RECORDS SHOWN start

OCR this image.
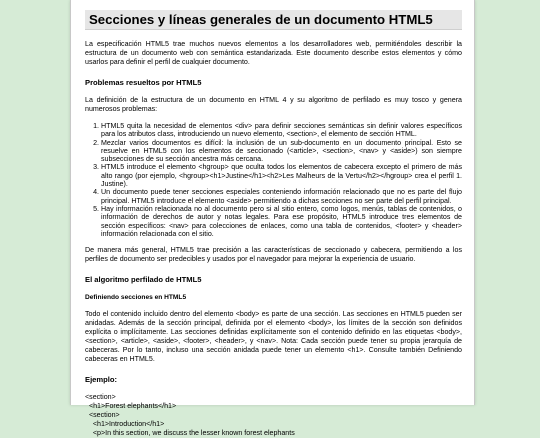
Secciones y líneas generales de un documento HTML5

La especificación HTML5 trae muchos nuevos elementos a los desarrolladores web, permitiéndoles describir la estructura de un documento web con semántica estandarizada. Este documento describe estos elementos y cómo usarlos para definir el perfil de cualquier documento.

Problemas resueltos por HTML5

La definición de la estructura de un documento en HTML 4 y su algoritmo de perfilado es muy tosco y genera numerosos problemas:

1. HTML5 quita la necesidad de elementos <div> para definir secciones semánticas sin definir valores específicos para los atributos class, introduciendo un nuevo elemento, <section>, el elemento de sección HTML.
2. Mezclar varios documentos es difícil: la inclusión de un sub-documento en un documento principal. Esto se resuelve en HTML5 con los elementos de seccionado (<article>, <section>, <nav> y <aside>) son siempre subsecciones de su sección ancestra más cercana.
3. HTML5 introduce el elemento <hgroup> que oculta todos los elementos de cabecera excepto el primero de más alto rango (por ejemplo, <hgroup><h1>Justine</h1><h2>Les Malheurs de la Vertu</h2></hgroup> crea el perfil 1. Justine).
4. Un documento puede tener secciones especiales conteniendo información relacionado que no es parte del flujo principal. HTML5 introduce el elemento <aside> permitiendo a dichas secciones no ser parte del perfil principal.
5. Hay información relacionada no al documento pero si al sitio entero, como logos, menús, tablas de contenidos, o información de derechos de autor y notas legales. Para ese propósito, HTML5 introduce tres elementos de sección específicos: <nav> para colecciones de enlaces, como una tabla de contenidos, <footer> y <header> información relacionada con el sitio.

De manera más general, HTML5 trae precisión a las características de seccionado y cabecera, permitiendo a los perfiles de documento ser predecibles y usados por el navegador para mejorar la experiencia de usuario.

El algoritmo perfilado de HTML5
Definiendo secciones en HTML5

Todo el contenido incluido dentro del elemento <body> es parte de una sección. Las secciones en HTML5 pueden ser anidadas. Además de la sección principal, definida por el elemento <body>, los límites de la sección son definidos explícita o implícitamente. Las secciones definidas explícitamente son el contenido definido en las etiquetas <body>, <section>, <article>, <aside>, <footer>, <header>, y <nav>. Nota: Cada sección puede tener su propia jerarquía de cabeceras. Por lo tanto, incluso una sección anidada puede tener un elemento <h1>. Consulte también Definiendo cabeceras en HTML5.

Ejemplo:
<section>
<h1>Forest elephants</h1>
<section>
<h1>Introduction</h1>
<p>In this section, we discuss the lesser known forest elephants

RECORDS SHOWN end

* WHAT IS REQUIRED
Write out the full set of lines verbatim, without the pictures.

* COMPLETED EXERCISE
OCR this image.
Secciones y líneas generales de un documento HTML5

La especificación HTML5 trae muchos nuevos elementos a los desarrolladores web, permitiéndoles describir la estructura de un documento web con semántica estandarizada. Este documento describe estos elementos y cómo usarlos para definir el perfil de cualquier documento.

Problemas resueltos por HTML5

La definición de la estructura de un documento en HTML 4 y su algoritmo de perfilado es muy tosco y genera numerosos problemas:

1. HTML5 quita la necesidad de elementos <div> para definir secciones semánticas sin definir valores específicos para los atributos class, introduciendo un nuevo elemento, <section>, el elemento de sección HTML.
2. Mezclar varios documentos es difícil: la inclusión de un sub-documento en un documento principal. Esto se resuelve en HTML5 con los elementos de seccionado (<article>, <section>, <nav> y <aside>) son siempre subsecciones de su sección ancestra más cercana.
3. HTML5 introduce el elemento <hgroup> que oculta todos los elementos de cabecera excepto el primero de más alto rango (por ejemplo, <hgroup><h1>Justine</h1><h2>Les Malheurs de la Vertu</h2></hgroup> crea el perfil 1. Justine).
4. Un documento puede tener secciones especiales conteniendo información relacionado que no es parte del flujo principal. HTML5 introduce el elemento <aside> permitiendo a dichas secciones no ser parte del perfil principal.
5. Hay información relacionada no al documento pero si al sitio entero, como logos, menús, tablas de contenidos, o información de derechos de autor y notas legales. Para ese propósito, HTML5 introduce tres elementos de sección específicos: <nav> para colecciones de enlaces, como una tabla de contenidos, <footer> y <header> información relacionada con el sitio.

De manera más general, HTML5 trae precisión a las características de seccionado y cabecera, permitiendo a los perfiles de documento ser predecibles y usados por el navegador para mejorar la experiencia de usuario.

El algoritmo perfilado de HTML5
Definiendo secciones en HTML5

Todo el contenido incluido dentro del elemento <body> es parte de una sección. Las secciones en HTML5 pueden ser anidadas. Además de la sección principal, definida por el elemento <body>, los límites de la sección son definidos explícita o implícitamente. Las secciones definidas explícitamente son el contenido definido en las etiquetas <body>, <section>, <article>, <aside>, <footer>, <header>, y <nav>. Nota: Cada sección puede tener su propia jerarquía de cabeceras. Por lo tanto, incluso una sección anidada puede tener un elemento <h1>. Consulte también Definiendo cabeceras en HTML5.

Ejemplo:
<section>
<h1>Forest elephants</h1>
<section>
<h1>Introduction</h1>
<p>In this section, we discuss the lesser known forest elephants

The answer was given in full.